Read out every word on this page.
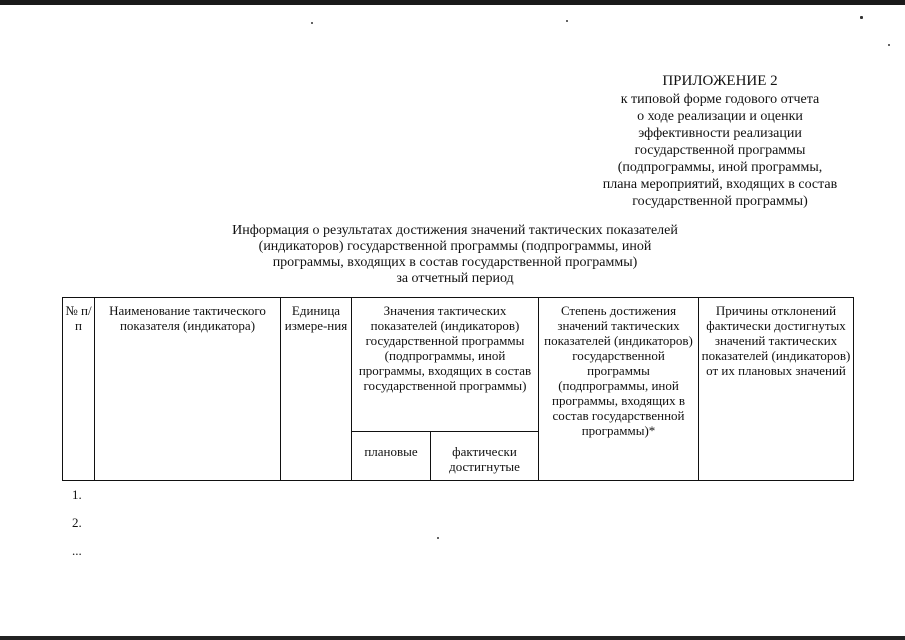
ПРИЛОЖЕНИЕ 2
к типовой форме годового отчета
о ходе реализации и оценки
эффективности реализации
государственной программы
(подпрограммы, иной программы,
плана мероприятий, входящих в состав
государственной программы)
Информация о результатах достижения значений тактических показателей
(индикаторов) государственной программы (подпрограммы, иной
программы, входящих в состав государственной программы)
за отчетный период
№ п/п	Наименование тактического показателя (индикатора)	Единица измере-ния	Значения тактических показателей (индикаторов) государственной программы (подпрограммы, иной программы, входящих в состав государственной программы)		Степень достижения значений тактических показателей (индикаторов) государственной программы (подпрограммы, иной программы, входящих в состав государственной программы)*	Причины отклонений фактически достигнутых значений тактических показателей (индикаторов) от их плановых значений
			плановые	фактически достигнутые		
1.
2.
...
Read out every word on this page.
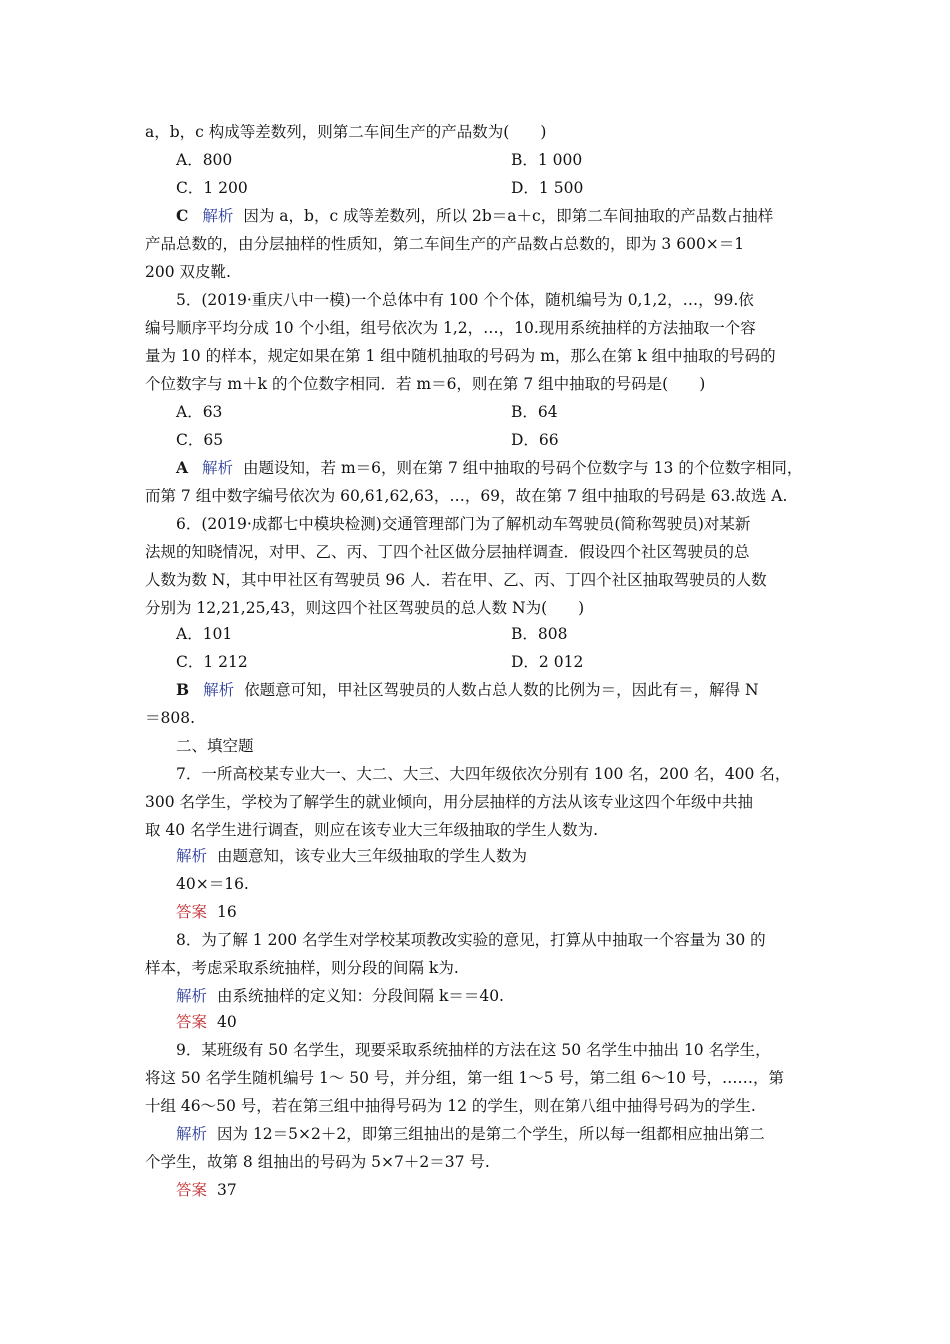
a，b，c 构成等差数列，则第二车间生产的产品数为(　　)
A．800	B．1 000
C．1 200	D．1 500
C 解析 因为 a，b，c 成等差数列，所以 2b＝a＋c，即第二车间抽取的产品数占抽样
产品总数的，由分层抽样的性质知，第二车间生产的产品数占总数的，即为 3 600×＝1
200 双皮靴.
5．(2019·重庆八中一模)一个总体中有 100 个个体，随机编号为 0,1,2，…，99.依
编号顺序平均分成 10 个小组，组号依次为 1,2，…，10.现用系统抽样的方法抽取一个容
量为 10 的样本，规定如果在第 1 组中随机抽取的号码为 m，那么在第 k 组中抽取的号码的
个位数字与 m＋k 的个位数字相同．若 m＝6，则在第 7 组中抽取的号码是(　　)
A．63	B．64
C．65	D．66
A 解析 由题设知，若 m＝6，则在第 7 组中抽取的号码个位数字与 13 的个位数字相同，
而第 7 组中数字编号依次为 60,61,62,63，…，69，故在第 7 组中抽取的号码是 63.故选 A.
6．(2019·成都七中模块检测)交通管理部门为了解机动车驾驶员(简称驾驶员)对某新
法规的知晓情况，对甲、乙、丙、丁四个社区做分层抽样调查．假设四个社区驾驶员的总
人数为数 N，其中甲社区有驾驶员 96 人．若在甲、乙、丙、丁四个社区抽取驾驶员的人数
分别为 12,21,25,43，则这四个社区驾驶员的总人数 N为(　　)
A．101	B．808
C．1 212	D．2 012
B 解析 依题意可知，甲社区驾驶员的人数占总人数的比例为＝，因此有＝，解得 N
＝808.
二、填空题
7．一所高校某专业大一、大二、大三、大四年级依次分别有 100 名，200 名，400 名，
300 名学生，学校为了解学生的就业倾向，用分层抽样的方法从该专业这四个年级中共抽
取 40 名学生进行调查，则应在该专业大三年级抽取的学生人数为.
解析 由题意知，该专业大三年级抽取的学生人数为
40×＝16.
答案 16
8．为了解 1 200 名学生对学校某项教改实验的意见，打算从中抽取一个容量为 30 的
样本，考虑采取系统抽样，则分段的间隔 k为.
解析 由系统抽样的定义知：分段间隔 k＝＝40.
答案 40
9．某班级有 50 名学生，现要采取系统抽样的方法在这 50 名学生中抽出 10 名学生，
将这 50 名学生随机编号 1～ 50 号，并分组，第一组 1～5 号，第二组 6～10 号，……，第
十组 46～50 号，若在第三组中抽得号码为 12 的学生，则在第八组中抽得号码为的学生.
解析 因为 12＝5×2＋2，即第三组抽出的是第二个学生，所以每一组都相应抽出第二
个学生，故第 8 组抽出的号码为 5×7＋2＝37 号.
答案 37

+--

Look through the entries above; copy each line where the string "组中抽取的号码是" appears.

个位数字与 m＋k 的个位数字相同．若 m＝6，则在第 7 组中抽取的号码是(　　)
而第 7 组中数字编号依次为 60,61,62,63，…，69，故在第 7 组中抽取的号码是 63.故选 A.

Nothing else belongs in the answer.